▶ ENTRIES
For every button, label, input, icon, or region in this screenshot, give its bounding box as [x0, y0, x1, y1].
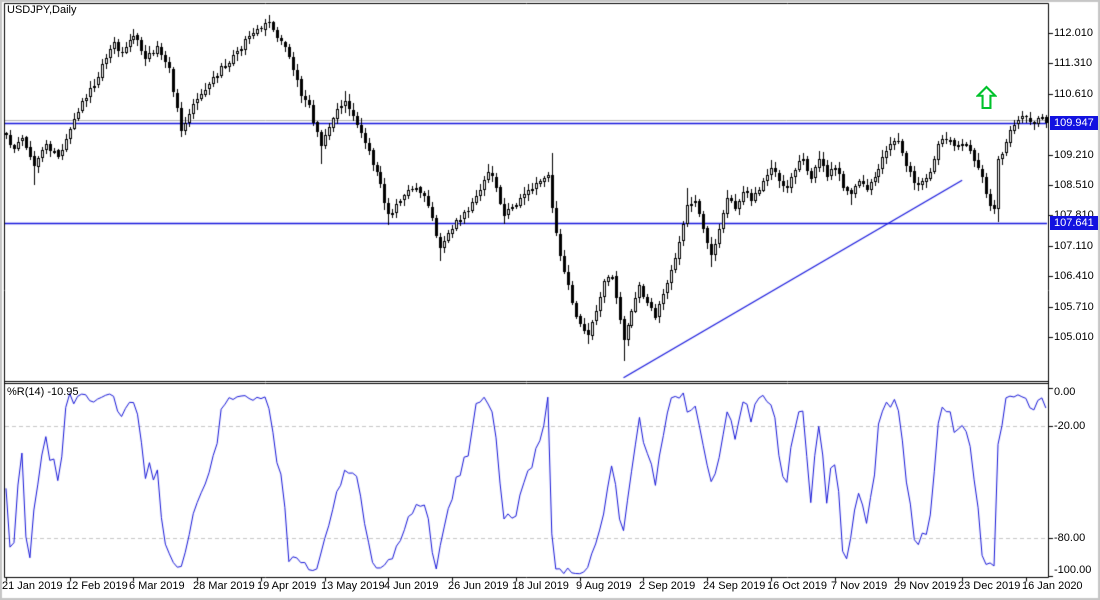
time-tick-label: 16 Jan 2020	[1022, 580, 1083, 592]
price-tick-label: 105.010	[1054, 331, 1094, 343]
symbol-timeframe-label: USDJPY,Daily	[7, 4, 77, 16]
price-tick-label: 105.710	[1054, 301, 1094, 313]
time-tick-label: 13 May 2019	[321, 580, 385, 592]
price-tick-label: 106.410	[1054, 270, 1094, 282]
time-tick-label: 16 Oct 2019	[767, 580, 827, 592]
indicator-tick-label: -20.00	[1054, 420, 1086, 432]
time-tick-label: 18 Jul 2019	[512, 580, 569, 592]
indicator-tick-label: 0.00	[1054, 386, 1076, 398]
time-tick-label: 26 Jun 2019	[448, 580, 509, 592]
time-tick-label: 6 Mar 2019	[129, 580, 185, 592]
level-price-badge: 107.641	[1050, 216, 1098, 230]
up-arrow-icon[interactable]	[976, 85, 997, 110]
time-tick-label: 29 Nov 2019	[894, 580, 957, 592]
time-tick-label: 28 Mar 2019	[193, 580, 255, 592]
price-tick-label: 108.510	[1054, 179, 1094, 191]
time-tick-label: 12 Feb 2019	[66, 580, 128, 592]
time-tick-label: 9 Aug 2019	[576, 580, 632, 592]
time-tick-label: 2 Sep 2019	[639, 580, 696, 592]
time-tick-label: 7 Nov 2019	[831, 580, 888, 592]
bid-price-badge: 109.947	[1050, 116, 1098, 130]
price-tick-label: 110.610	[1054, 88, 1093, 100]
time-tick-label: 23 Dec 2019	[958, 580, 1021, 592]
price-tick-label: 112.010	[1054, 27, 1093, 39]
time-tick-label: 24 Sep 2019	[703, 580, 766, 592]
indicator-label: %R(14) -10.95	[7, 386, 79, 398]
price-tick-label: 107.110	[1054, 240, 1093, 252]
indicator-tick-label: -100.00	[1054, 564, 1092, 576]
price-tick-label: 111.310	[1054, 57, 1093, 69]
time-tick-label: 4 Jun 2019	[384, 580, 439, 592]
time-tick-label: 21 Jan 2019	[2, 580, 63, 592]
price-tick-label: 109.210	[1054, 149, 1094, 161]
time-tick-label: 19 Apr 2019	[257, 580, 317, 592]
indicator-tick-label: -80.00	[1054, 532, 1086, 544]
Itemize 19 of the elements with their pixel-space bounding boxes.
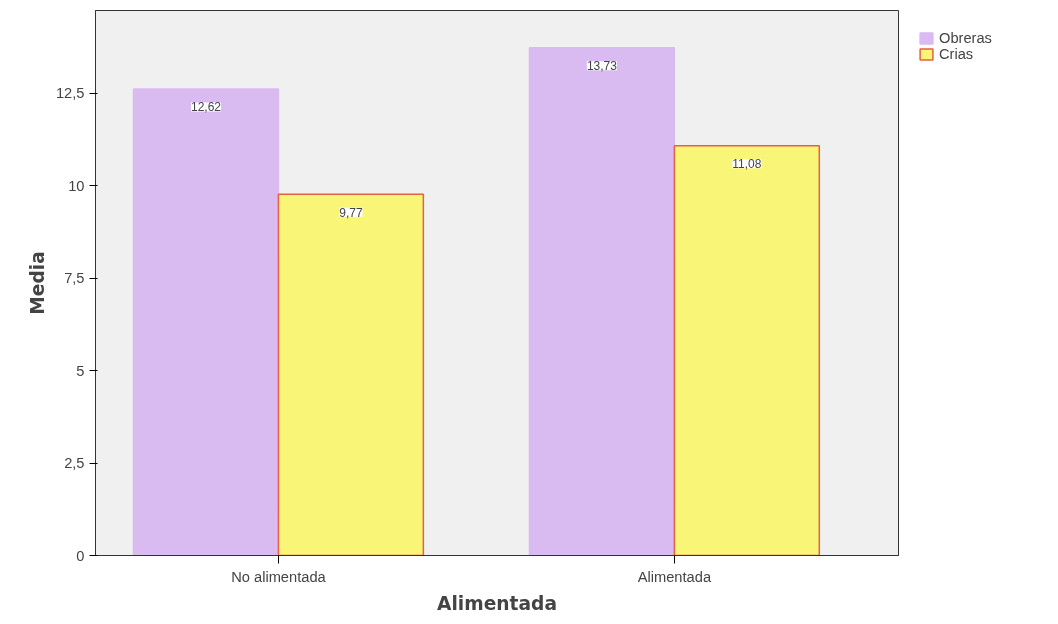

▶ AIM OF THE EXERCISE
Retype the lines of the data from the line containing "time-tick-label: 16 Jan" up to and including the line containing "time-tick-label: 16 Oct", with no changes.

▶ WRITTEN ANSWER
time-tick-label: 16 Jan 2020	[1022, 580, 1083, 592]
price-tick-label: 105.010	[1054, 331, 1094, 343]
symbol-timeframe-label: USDJPY,Daily	[7, 4, 77, 16]
price-tick-label: 105.710	[1054, 301, 1094, 313]
time-tick-label: 13 May 2019	[321, 580, 385, 592]
price-tick-label: 106.410	[1054, 270, 1094, 282]
time-tick-label: 16 Oct 2019	[767, 580, 827, 592]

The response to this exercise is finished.